# [DATA]

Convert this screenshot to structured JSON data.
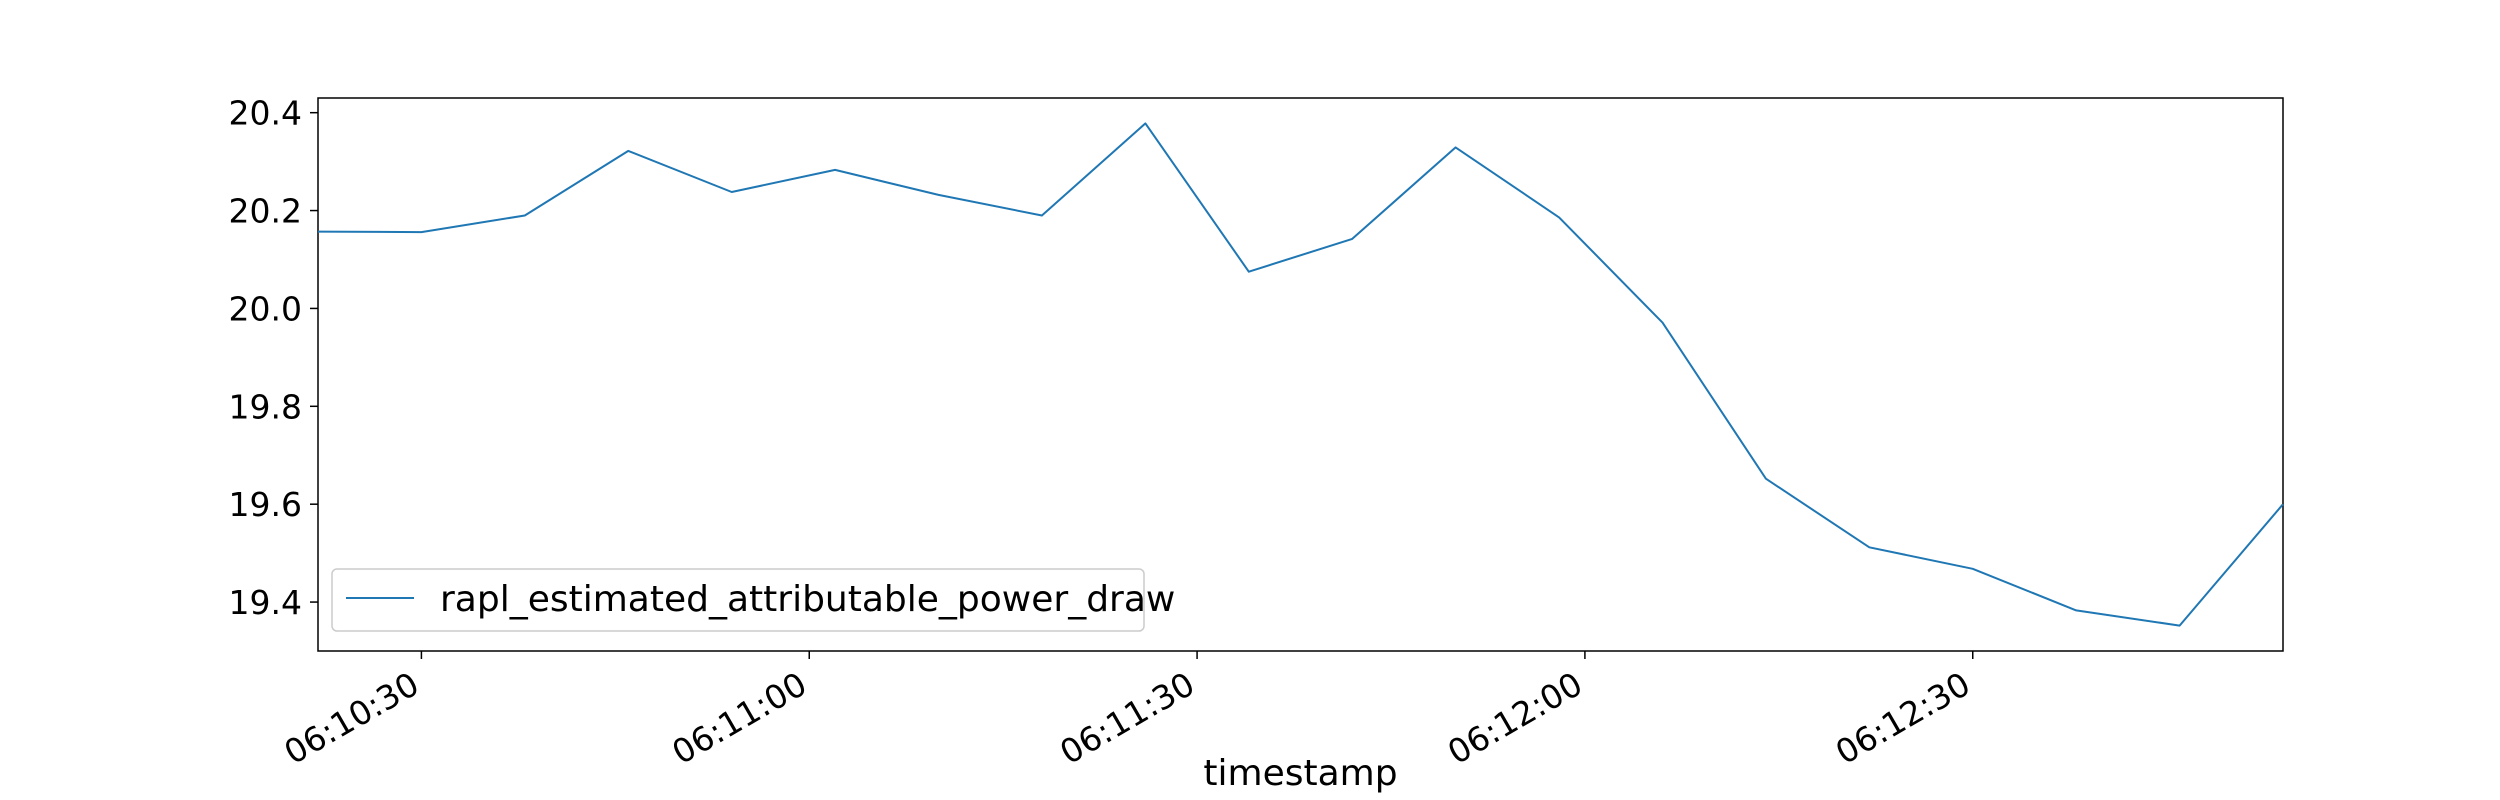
{
  "chart_data": {
    "type": "line",
    "title": "",
    "xlabel": "timestamp",
    "ylabel": "",
    "x": [
      "06:10:22",
      "06:10:30",
      "06:10:38",
      "06:10:46",
      "06:10:54",
      "06:11:02",
      "06:11:10",
      "06:11:18",
      "06:11:26",
      "06:11:34",
      "06:11:42",
      "06:11:50",
      "06:11:58",
      "06:12:06",
      "06:12:14",
      "06:12:22",
      "06:12:30",
      "06:12:38",
      "06:12:46",
      "06:12:54"
    ],
    "series": [
      {
        "name": "rapl_estimated_attributable_power_draw",
        "values": [
          20.157,
          20.156,
          20.19,
          20.322,
          20.238,
          20.283,
          20.232,
          20.19,
          20.378,
          20.075,
          20.142,
          20.329,
          20.186,
          19.971,
          19.652,
          19.512,
          19.468,
          19.383,
          19.352,
          19.6
        ]
      }
    ],
    "xlim": [
      "06:10:22",
      "06:12:54"
    ],
    "ylim": [
      19.3,
      20.43
    ],
    "x_ticks": [
      "06:10:30",
      "06:11:00",
      "06:11:30",
      "06:12:00",
      "06:12:30"
    ],
    "y_ticks": [
      19.4,
      19.6,
      19.8,
      20.0,
      20.2,
      20.4
    ],
    "y_tick_labels": [
      "19.4",
      "19.6",
      "19.8",
      "20.0",
      "20.2",
      "20.4"
    ],
    "grid": false,
    "legend_position": "lower-left",
    "colors": {
      "series": "#1f77b4",
      "axes": "#000000",
      "legend_border": "#cccccc"
    }
  }
}
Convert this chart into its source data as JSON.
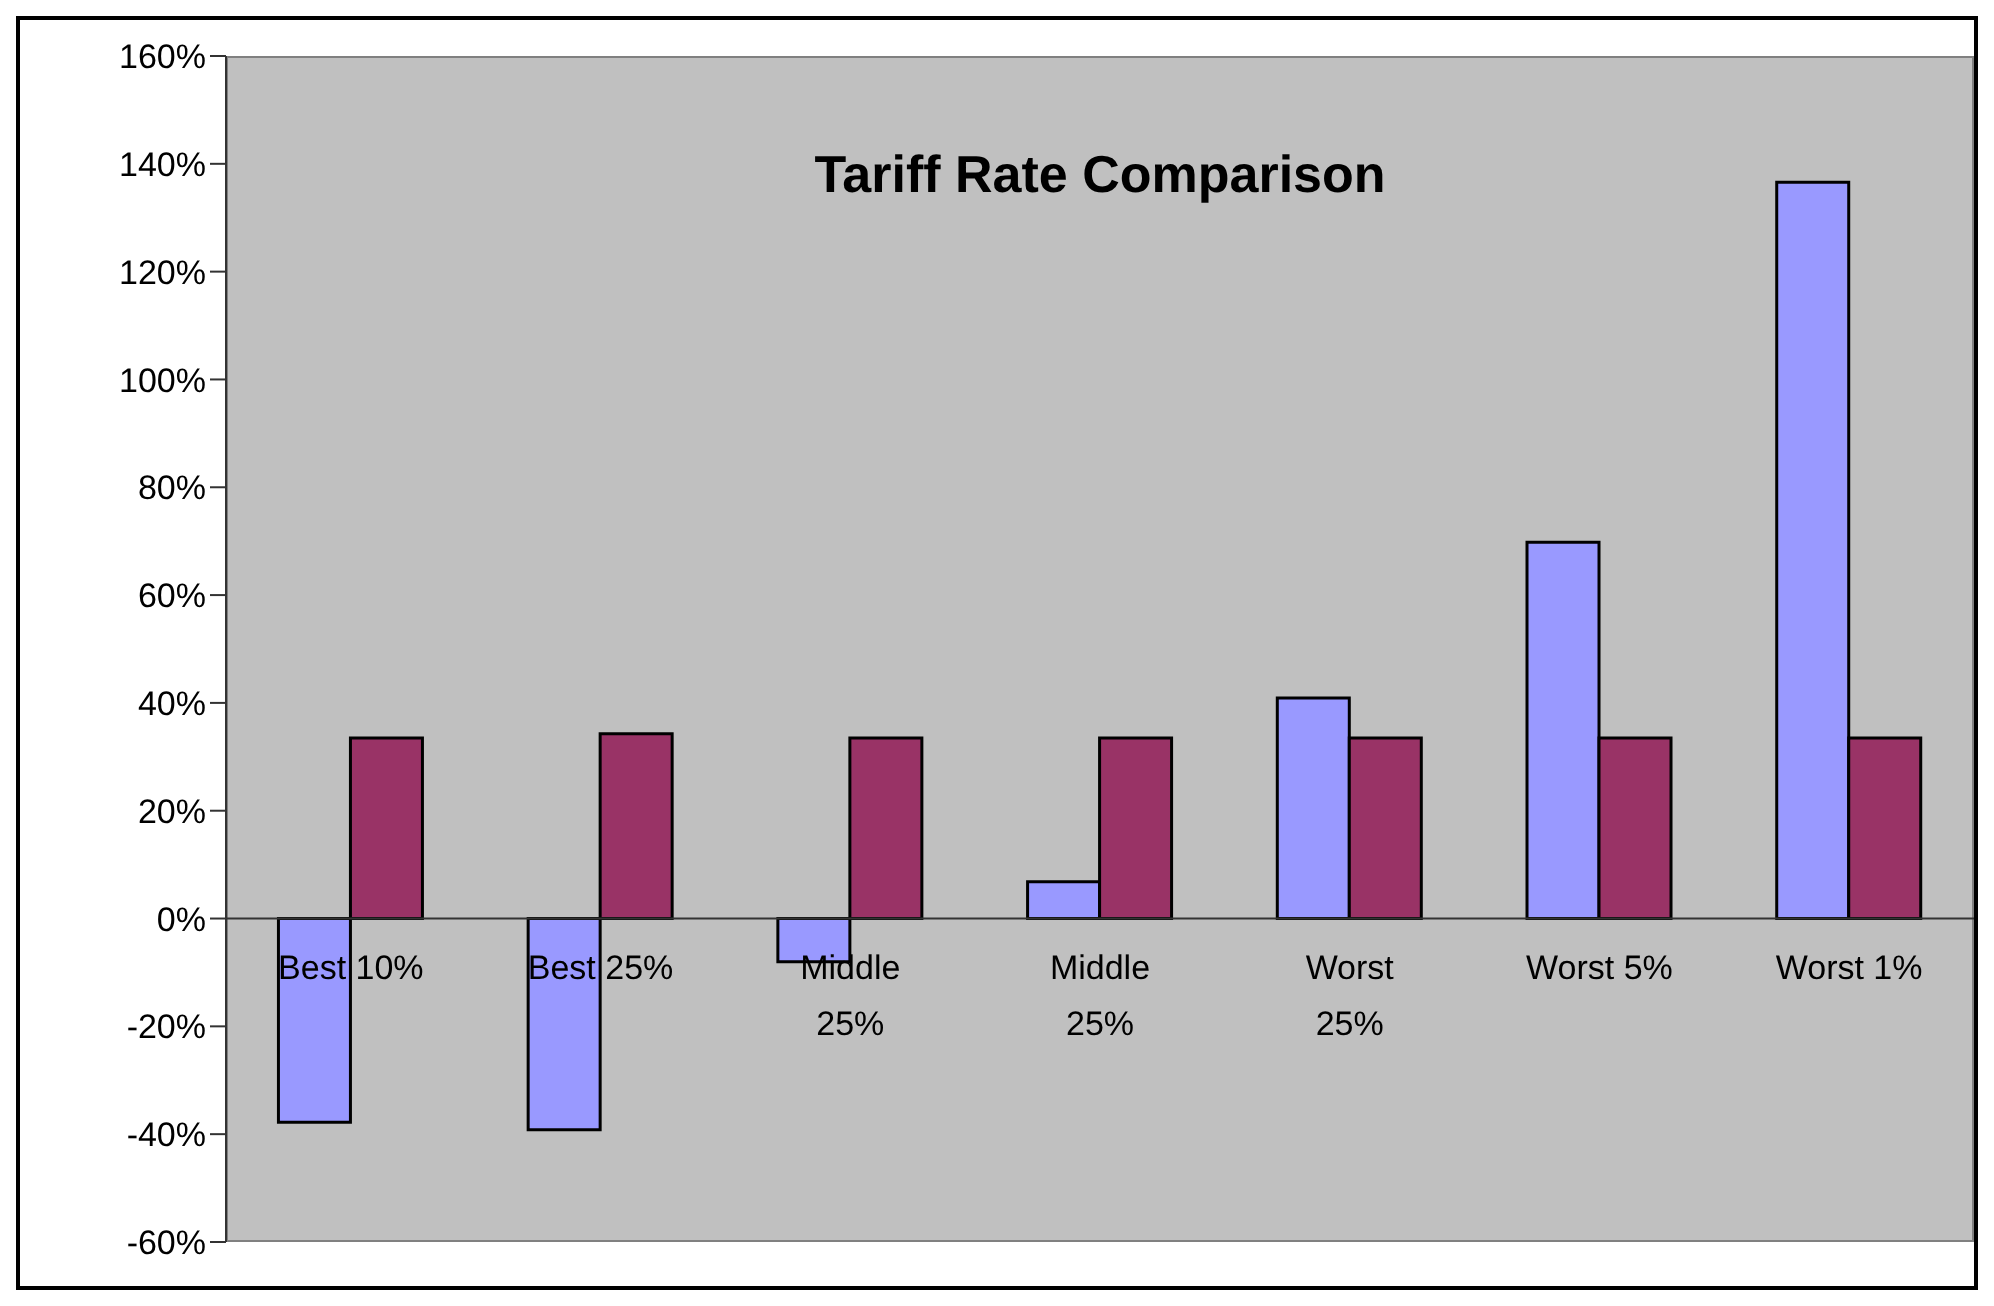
{
  "chart_data": {
    "type": "bar",
    "title": "Tariff Rate Comparison",
    "categories": [
      "Best 10%",
      "Best 25%",
      "Middle 25%",
      "Middle 25%",
      "Worst 25%",
      "Worst 5%",
      "Worst 1%"
    ],
    "series": [
      {
        "color": "#9999ff",
        "values": [
          -37.8,
          -39.2,
          -8.0,
          6.8,
          40.9,
          69.8,
          136.6
        ]
      },
      {
        "color": "#993366",
        "values": [
          33.5,
          34.3,
          33.5,
          33.5,
          33.5,
          33.5,
          33.5
        ]
      }
    ],
    "ylim": [
      -60,
      160
    ],
    "yticks": [
      {
        "value": -60,
        "label": "-60%"
      },
      {
        "value": -40,
        "label": "-40%"
      },
      {
        "value": -20,
        "label": "-20%"
      },
      {
        "value": 0,
        "label": "0%"
      },
      {
        "value": 20,
        "label": "20%"
      },
      {
        "value": 40,
        "label": "40%"
      },
      {
        "value": 60,
        "label": "60%"
      },
      {
        "value": 80,
        "label": "80%"
      },
      {
        "value": 100,
        "label": "100%"
      },
      {
        "value": 120,
        "label": "120%"
      },
      {
        "value": 140,
        "label": "140%"
      },
      {
        "value": 160,
        "label": "160%"
      }
    ],
    "grid": false,
    "legend": false
  }
}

# [EXERCISE PROMPT]
Give the number of lines above in which the word "title" occurs, with nothing else.

# [RESULT OF THE TASK]
2